§ **Task description**:
Give the listing again character for character, but drop the images.

§ **Raw records**:
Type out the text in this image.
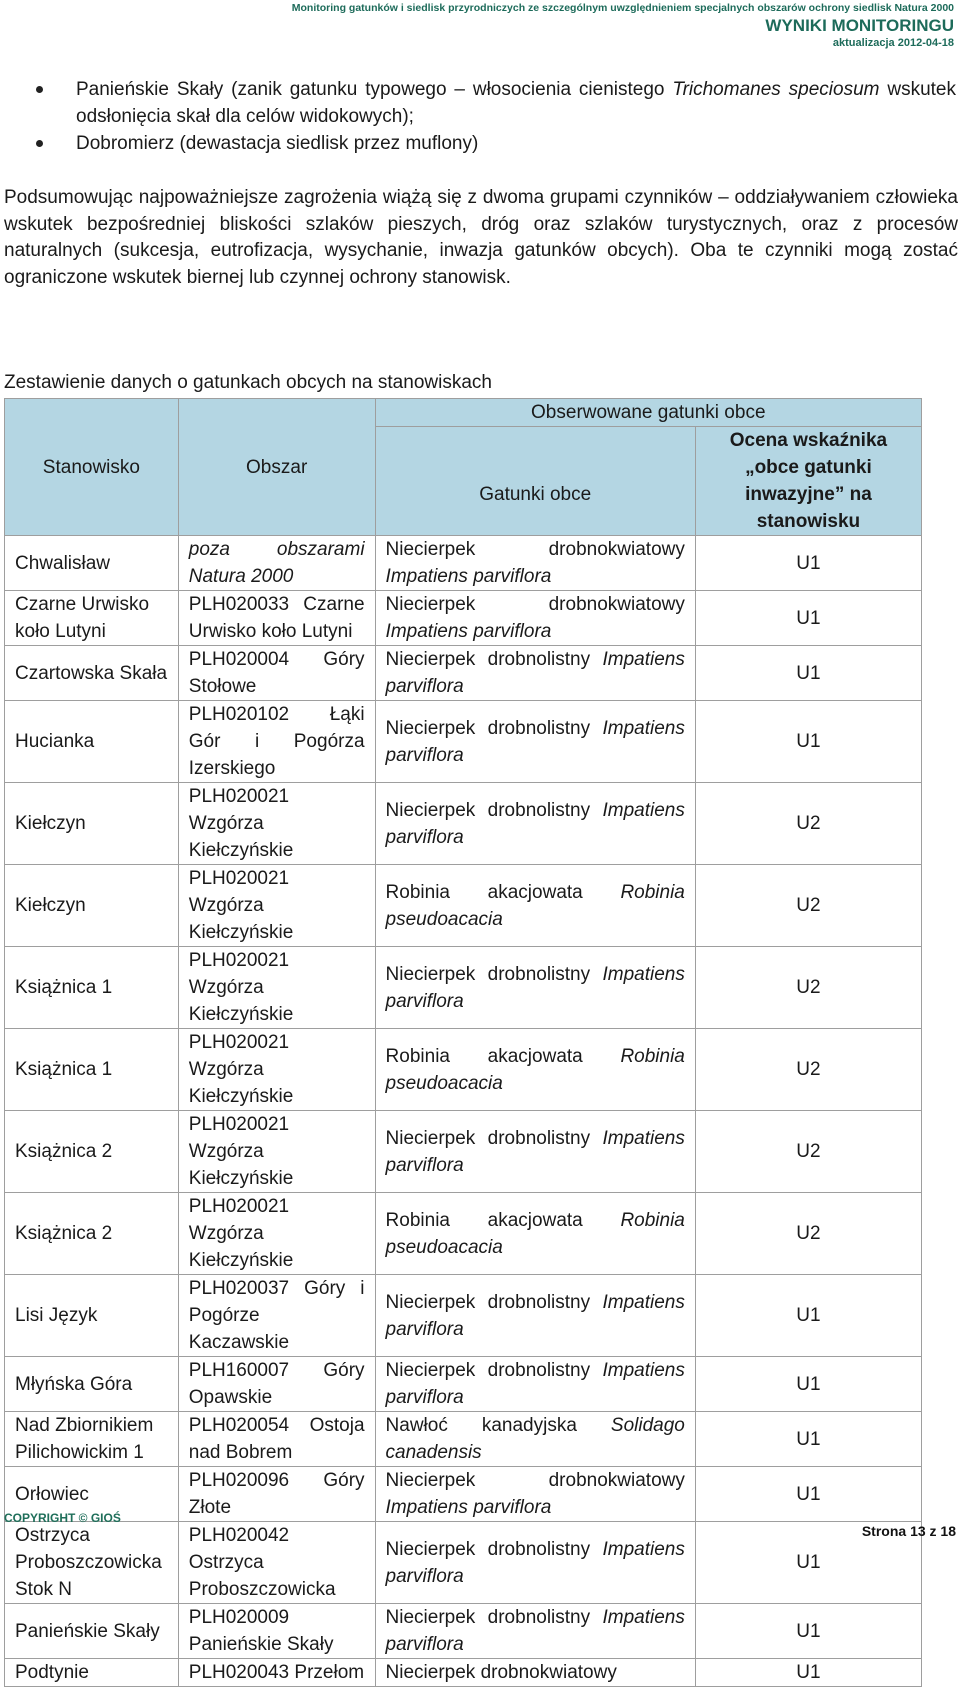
Monitoring gatunków i siedlisk przyrodniczych ze szczególnym uwzględnieniem specjalnych obszarów ochrony siedlisk Natura 2000
WYNIKI MONITORINGU
aktualizacja 2012-04-18
Panieńskie Skały (zanik gatunku typowego – włosocienia cienistego Trichomanes speciosum wskutek odsłonięcia skał dla celów widokowych);
Dobromierz (dewastacja siedlisk przez muflony)

Podsumowując najpoważniejsze zagrożenia wiążą się z dwoma grupami czynników – oddziaływaniem człowieka wskutek bezpośredniej bliskości szlaków pieszych, dróg oraz szlaków turystycznych, oraz z procesów naturalnych (sukcesja, eutrofizacja, wysychanie, inwazja gatunków obcych). Oba te czynniki mogą zostać ograniczone wskutek biernej lub czynnej ochrony stanowisk.

Zestawienie danych o gatunkach obcych na stanowiskach

Stanowisko	Obszar	Obserwowane gatunki obce	
		Gatunki obce	Ocena wskaźnika „obce gatunki inwazyjne” na stanowisku
Chwalisław	poza obszarami Natura 2000	Niecierpek drobnokwiatowy Impatiens parviflora	U1
Czarne Urwisko koło Lutyni	PLH020033 Czarne Urwisko koło Lutyni	Niecierpek drobnokwiatowy Impatiens parviflora	U1
Czartowska Skała	PLH020004 Góry Stołowe	Niecierpek drobnolistny Impatiens parviflora	U1
Hucianka	PLH020102 Łąki Gór i Pogórza Izerskiego	Niecierpek drobnolistny Impatiens parviflora	U1
Kiełczyn	PLH020021 Wzgórza Kiełczyńskie	Niecierpek drobnolistny Impatiens parviflora	U2
Kiełczyn	PLH020021 Wzgórza Kiełczyńskie	Robinia akacjowata Robinia pseudoacacia	U2
Książnica 1	PLH020021 Wzgórza Kiełczyńskie	Niecierpek drobnolistny Impatiens parviflora	U2
Książnica 1	PLH020021 Wzgórza Kiełczyńskie	Robinia akacjowata Robinia pseudoacacia	U2
Książnica 2	PLH020021 Wzgórza Kiełczyńskie	Niecierpek drobnolistny Impatiens parviflora	U2
Książnica 2	PLH020021 Wzgórza Kiełczyńskie	Robinia akacjowata Robinia pseudoacacia	U2
Lisi Język	PLH020037 Góry i Pogórze Kaczawskie	Niecierpek drobnolistny Impatiens parviflora	U1
Młyńska Góra	PLH160007 Góry Opawskie	Niecierpek drobnolistny Impatiens parviflora	U1
Nad Zbiornikiem Pilichowickim 1	PLH020054 Ostoja nad Bobrem	Nawłoć kanadyjska Solidago canadensis	U1
Orłowiec	PLH020096 Góry Złote	Niecierpek drobnokwiatowy Impatiens parviflora	U1
Ostrzyca Proboszczowicka Stok N	PLH020042 Ostrzyca Proboszczowicka	Niecierpek drobnolistny Impatiens parviflora	U1
Panieńskie Skały	PLH020009 Panieńskie Skały	Niecierpek drobnolistny Impatiens parviflora	U1
Podtynie	PLH020043 Przełom	Niecierpek drobnokwiatowy	U1
COPYRIGHT © GIOŚ
Strona 13 z 18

§ **Final result**:
Type out the text in this image.
Monitoring gatunków i siedlisk przyrodniczych ze szczególnym uwzględnieniem specjalnych obszarów ochrony siedlisk Natura 2000
WYNIKI MONITORINGU
aktualizacja 2012-04-18
Panieńskie Skały (zanik gatunku typowego – włosocienia cienistego Trichomanes speciosum wskutek odsłonięcia skał dla celów widokowych);
Dobromierz (dewastacja siedlisk przez muflony)

Podsumowując najpoważniejsze zagrożenia wiążą się z dwoma grupami czynników – oddziaływaniem człowieka wskutek bezpośredniej bliskości szlaków pieszych, dróg oraz szlaków turystycznych, oraz z procesów naturalnych (sukcesja, eutrofizacja, wysychanie, inwazja gatunków obcych). Oba te czynniki mogą zostać ograniczone wskutek biernej lub czynnej ochrony stanowisk.

Zestawienie danych o gatunkach obcych na stanowiskach

Stanowisko	Obszar	Obserwowane gatunki obce	
		Gatunki obce	Ocena wskaźnika „obce gatunki inwazyjne” na stanowisku
Chwalisław	poza obszarami Natura 2000	Niecierpek drobnokwiatowy Impatiens parviflora	U1
Czarne Urwisko koło Lutyni	PLH020033 Czarne Urwisko koło Lutyni	Niecierpek drobnokwiatowy Impatiens parviflora	U1
Czartowska Skała	PLH020004 Góry Stołowe	Niecierpek drobnolistny Impatiens parviflora	U1
Hucianka	PLH020102 Łąki Gór i Pogórza Izerskiego	Niecierpek drobnolistny Impatiens parviflora	U1
Kiełczyn	PLH020021 Wzgórza Kiełczyńskie	Niecierpek drobnolistny Impatiens parviflora	U2
Kiełczyn	PLH020021 Wzgórza Kiełczyńskie	Robinia akacjowata Robinia pseudoacacia	U2
Książnica 1	PLH020021 Wzgórza Kiełczyńskie	Niecierpek drobnolistny Impatiens parviflora	U2
Książnica 1	PLH020021 Wzgórza Kiełczyńskie	Robinia akacjowata Robinia pseudoacacia	U2
Książnica 2	PLH020021 Wzgórza Kiełczyńskie	Niecierpek drobnolistny Impatiens parviflora	U2
Książnica 2	PLH020021 Wzgórza Kiełczyńskie	Robinia akacjowata Robinia pseudoacacia	U2
Lisi Język	PLH020037 Góry i Pogórze Kaczawskie	Niecierpek drobnolistny Impatiens parviflora	U1
Młyńska Góra	PLH160007 Góry Opawskie	Niecierpek drobnolistny Impatiens parviflora	U1
Nad Zbiornikiem Pilichowickim 1	PLH020054 Ostoja nad Bobrem	Nawłoć kanadyjska Solidago canadensis	U1
Orłowiec	PLH020096 Góry Złote	Niecierpek drobnokwiatowy Impatiens parviflora	U1
Ostrzyca Proboszczowicka Stok N	PLH020042 Ostrzyca Proboszczowicka	Niecierpek drobnolistny Impatiens parviflora	U1
Panieńskie Skały	PLH020009 Panieńskie Skały	Niecierpek drobnolistny Impatiens parviflora	U1
Podtynie	PLH020043 Przełom	Niecierpek drobnokwiatowy	U1
COPYRIGHT © GIOŚ
Strona 13 z 18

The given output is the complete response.